> Set tasks
1. In the financial notes, how many D shares were in issue as at 30 June 2013?
2. From the financial notes, reproduce word for word the part that opens with the words containing "3. Non-qualifying Investments" and closes with "June 2012: 10,205,011).".

> Reading text

* * * *

There are no dilutive potential Ordinary shares, C shares, D shares, E shares, F shares, G shares or H shares, including convertible instruments, options or contingent share agreements in issue for the Company. The basic return per share is therefore the same as the diluted return per share.
3. Non-qualifying Investments
In order to safeguard the capital available for investment in VCT Qualifying Investments and balance this with the need to provide good returns to investors, available funds from the net proceeds are invested in appropriate securities (money market securities and cash funds) until required for Qualifying Investment purposes.
4. Net Asset Value per share
The unaudited net asset value per Ordinary share has been calculated based on 10,205,011 Ordinary shares being the number of Ordinary shares in issue as at 30 June 2013 (31 December 2012: 10,205,011; 30 June 2012: 10,205,011).
The unaudited net asset value per C share has been calculated based on 2,810,596 C shares being the number of C shares in issue as at 30 June 2013 (31 December 2012: 2,810,596; 30 June 2012: 2,810,596).
The unaudited net asset value per D share has been calculated based on 6,735,624 D shares being the number of D shares in issue as at 30 June 2013 (31 December 2012: 6,735,624; 30 June 2012: 6,735,624).
The unaudited net asset value per E share has been calculated based on 2,846,122 E shares being the number of E shares in issue as at 30 June 2013 (31 December 2012: 2,846,122; 30 June 2012: 2,846,122).
The unaudited net asset value per F share has been calculated based on 1,572,095 F shares being the number of F shares in issue as at 30 June 2013 (31 December 2012: 1,572,095; 30 June 2012: 1,572,095).

* * * *

> Given material
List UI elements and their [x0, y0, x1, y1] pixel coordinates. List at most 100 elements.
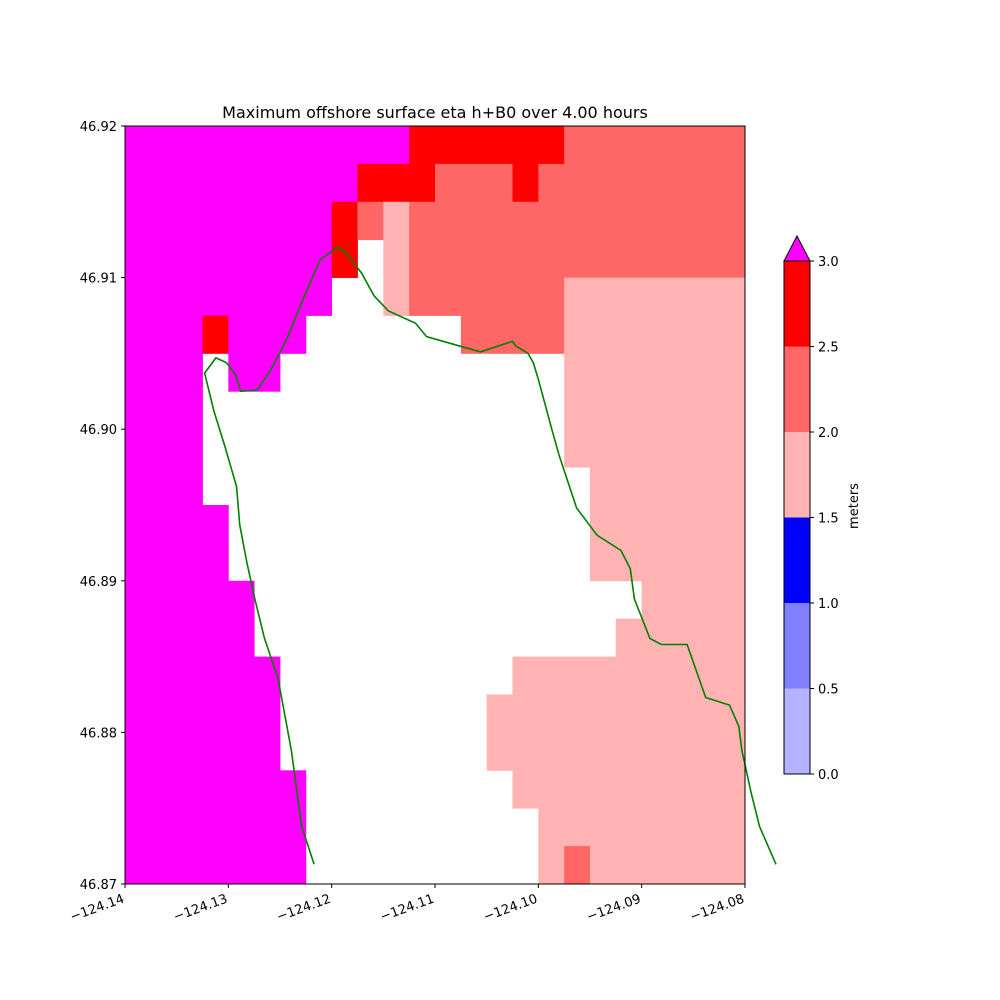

* * * *

> Solutions in order
1. 6,735,624 D shares.

2.
3. Non-qualifying Investments
In order to safeguard the capital available for investment in VCT Qualifying Investments and balance this with the need to provide good returns to investors, available funds from the net proceeds are invested in appropriate securities (money market securities and cash funds) until required for Qualifying Investment purposes.
4. Net Asset Value per share
The unaudited net asset value per Ordinary share has been calculated based on 10,205,011 Ordinary shares being the number of Ordinary shares in issue as at 30 June 2013 (31 December 2012: 10,205,011; 30 June 2012: 10,205,011).